Output only the count of lines that contain "terzo".

───── Data for this exercise ─────

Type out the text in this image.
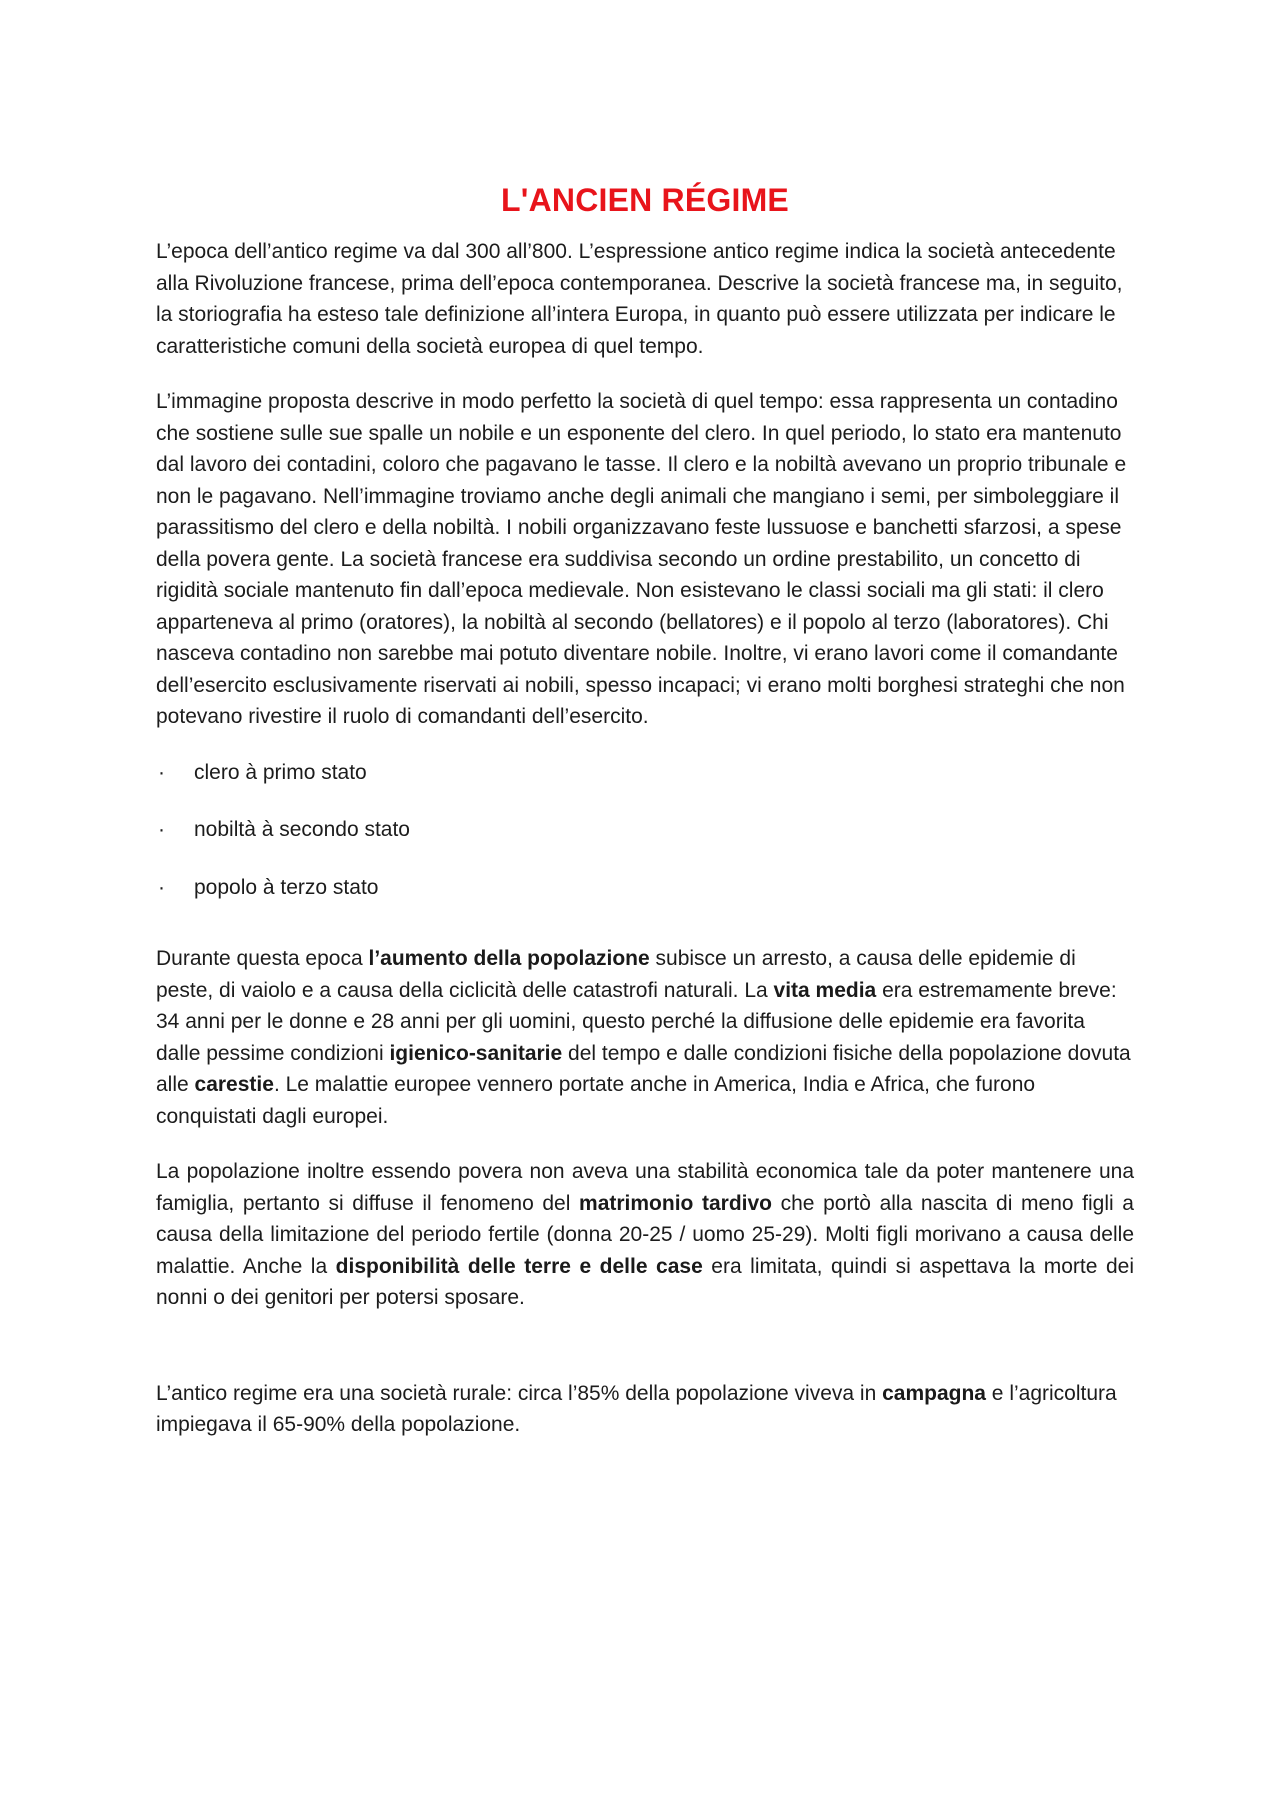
L'ANCIEN RÉGIME

L’epoca dell’antico regime va dal 300 all’800. L’espressione antico regime indica la società antecedente alla Rivoluzione francese, prima dell’epoca contemporanea. Descrive la società francese ma, in seguito, la storiografia ha esteso tale definizione all’intera Europa, in quanto può essere utilizzata per indicare le caratteristiche comuni della società europea di quel tempo.

L’immagine proposta descrive in modo perfetto la società di quel tempo: essa rappresenta un contadino che sostiene sulle sue spalle un nobile e un esponente del clero. In quel periodo, lo stato era mantenuto dal lavoro dei contadini, coloro che pagavano le tasse. Il clero e la nobiltà avevano un proprio tribunale e non le pagavano. Nell’immagine troviamo anche degli animali che mangiano i semi, per simboleggiare il parassitismo del clero e della nobiltà. I nobili organizzavano feste lussuose e banchetti sfarzosi, a spese della povera gente. La società francese era suddivisa secondo un ordine prestabilito, un concetto di rigidità sociale mantenuto fin dall’epoca medievale. Non esistevano le classi sociali ma gli stati: il clero apparteneva al primo (oratores), la nobiltà al secondo (bellatores) e il popolo al terzo (laboratores). Chi nasceva contadino non sarebbe mai potuto diventare nobile. Inoltre, vi erano lavori come il comandante dell’esercito esclusivamente riservati ai nobili, spesso incapaci; vi erano molti borghesi strateghi che non potevano rivestire il ruolo di comandanti dell’esercito.

·	clero à primo stato
·	nobiltà à secondo stato
·	popolo à terzo stato

Durante questa epoca l’aumento della popolazione subisce un arresto, a causa delle epidemie di peste, di vaiolo e a causa della ciclicità delle catastrofi naturali. La vita media era estremamente breve: 34 anni per le donne e 28 anni per gli uomini, questo perché la diffusione delle epidemie era favorita dalle pessime condizioni igienico-sanitarie del tempo e dalle condizioni fisiche della popolazione dovuta alle carestie. Le malattie europee vennero portate anche in America, India e Africa, che furono conquistati dagli europei.

La popolazione inoltre essendo povera non aveva una stabilità economica tale da poter mantenere una famiglia, pertanto si diffuse il fenomeno del matrimonio tardivo che portò alla nascita di meno figli a causa della limitazione del periodo fertile (donna 20-25 / uomo 25-29). Molti figli morivano a causa delle malattie. Anche la disponibilità delle terre e delle case era limitata, quindi si aspettava la morte dei nonni o dei genitori per potersi sposare.

L’antico regime era una società rurale: circa l’85% della popolazione viveva in campagna e l’agricoltura impiegava il 65-90% della popolazione.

─────

# Exercise solution:
2